EXERCISE MATERIALS:
================================

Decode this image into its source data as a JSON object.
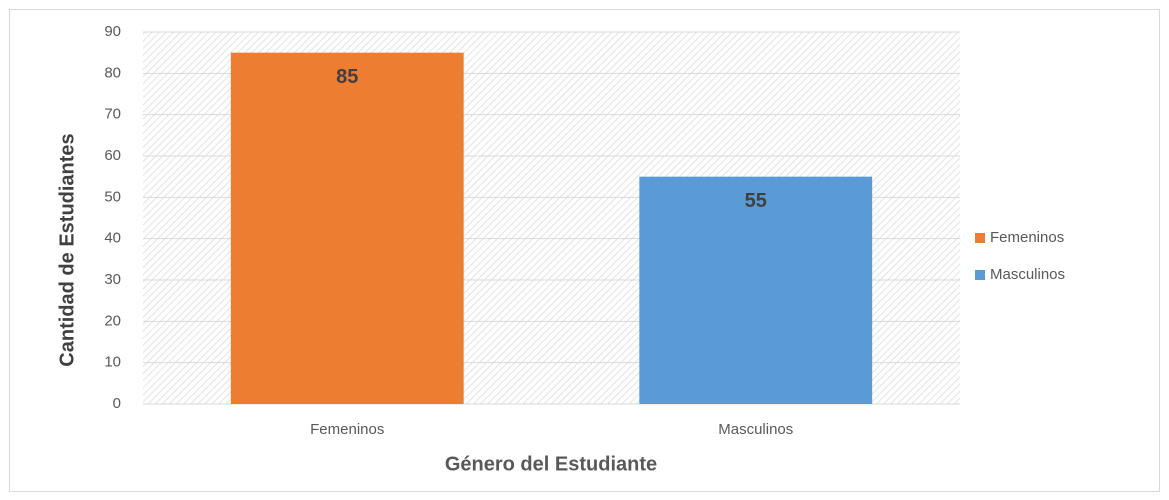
{
  "chart_data": {
    "type": "bar",
    "categories": [
      "Femeninos",
      "Masculinos"
    ],
    "values": [
      85,
      55
    ],
    "colors": [
      "#ed7d31",
      "#5b9bd5"
    ],
    "x_label": "Género del Estudiante",
    "y_label": "Cantidad de Estudiantes",
    "ylim": [
      0,
      90
    ],
    "yticks": [
      0,
      10,
      20,
      30,
      40,
      50,
      60,
      70,
      80,
      90
    ],
    "grid": true,
    "legend": "right",
    "data_labels": true
  }
}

================================

TASK REQUIREMENTS: Give back each entry exactly as it appears, with no pictures.

RESPONSE FOR THIS EXERCISE:
Decode this image into its source data as a JSON object.
{
  "chart_data": {
    "type": "bar",
    "categories": [
      "Femeninos",
      "Masculinos"
    ],
    "values": [
      85,
      55
    ],
    "colors": [
      "#ed7d31",
      "#5b9bd5"
    ],
    "x_label": "Género del Estudiante",
    "y_label": "Cantidad de Estudiantes",
    "ylim": [
      0,
      90
    ],
    "yticks": [
      0,
      10,
      20,
      30,
      40,
      50,
      60,
      70,
      80,
      90
    ],
    "grid": true,
    "legend": "right",
    "data_labels": true
  }
}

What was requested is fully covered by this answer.